** Saved entries **
....
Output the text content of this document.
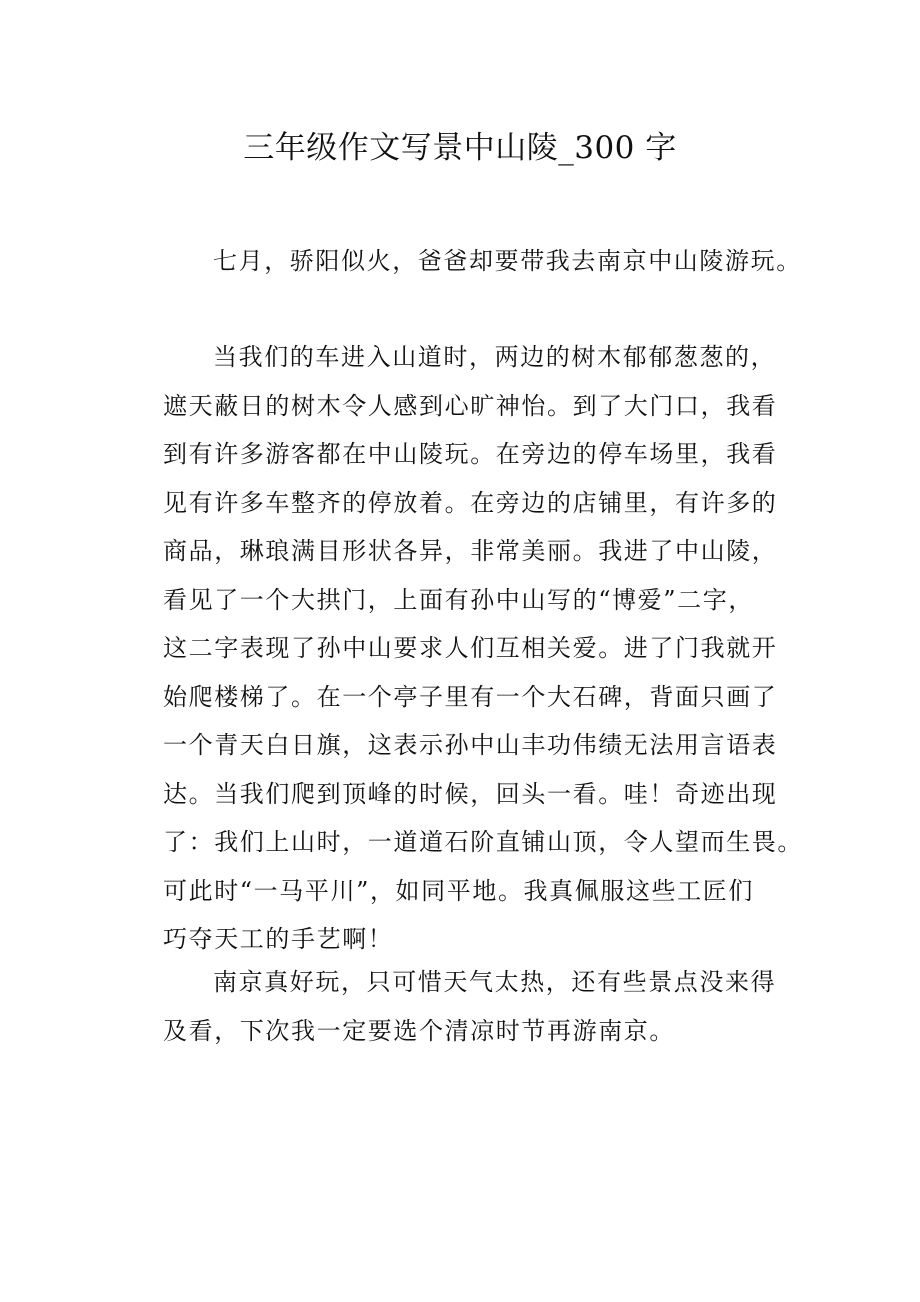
三年级作文写景中山陵_300 字
七月，骄阳似火，爸爸却要带我去南京中山陵游玩。
当我们的车进入山道时，两边的树木郁郁葱葱的，
遮天蔽日的树木令人感到心旷神怡。到了大门口，我看
到有许多游客都在中山陵玩。在旁边的停车场里，我看
见有许多车整齐的停放着。在旁边的店铺里，有许多的
商品，琳琅满目形状各异，非常美丽。我进了中山陵，
看见了一个大拱门，上面有孙中山写的“博爱”二字，
这二字表现了孙中山要求人们互相关爱。进了门我就开
始爬楼梯了。在一个亭子里有一个大石碑，背面只画了
一个青天白日旗，这表示孙中山丰功伟绩无法用言语表
达。当我们爬到顶峰的时候，回头一看。哇！奇迹出现
了：我们上山时，一道道石阶直铺山顶，令人望而生畏。
可此时“一马平川”，如同平地。我真佩服这些工匠们
巧夺天工的手艺啊！
南京真好玩，只可惜天气太热，还有些景点没来得
及看，下次我一定要选个清凉时节再游南京。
....
** GIVEN EXERCISE **
Write out the material above once more, exactly as it reads, with no pictures.

** THE RESULT **
Output the text content of this document.
三年级作文写景中山陵_300 字
七月，骄阳似火，爸爸却要带我去南京中山陵游玩。
当我们的车进入山道时，两边的树木郁郁葱葱的，
遮天蔽日的树木令人感到心旷神怡。到了大门口，我看
到有许多游客都在中山陵玩。在旁边的停车场里，我看
见有许多车整齐的停放着。在旁边的店铺里，有许多的
商品，琳琅满目形状各异，非常美丽。我进了中山陵，
看见了一个大拱门，上面有孙中山写的“博爱”二字，
这二字表现了孙中山要求人们互相关爱。进了门我就开
始爬楼梯了。在一个亭子里有一个大石碑，背面只画了
一个青天白日旗，这表示孙中山丰功伟绩无法用言语表
达。当我们爬到顶峰的时候，回头一看。哇！奇迹出现
了：我们上山时，一道道石阶直铺山顶，令人望而生畏。
可此时“一马平川”，如同平地。我真佩服这些工匠们
巧夺天工的手艺啊！
南京真好玩，只可惜天气太热，还有些景点没来得
及看，下次我一定要选个清凉时节再游南京。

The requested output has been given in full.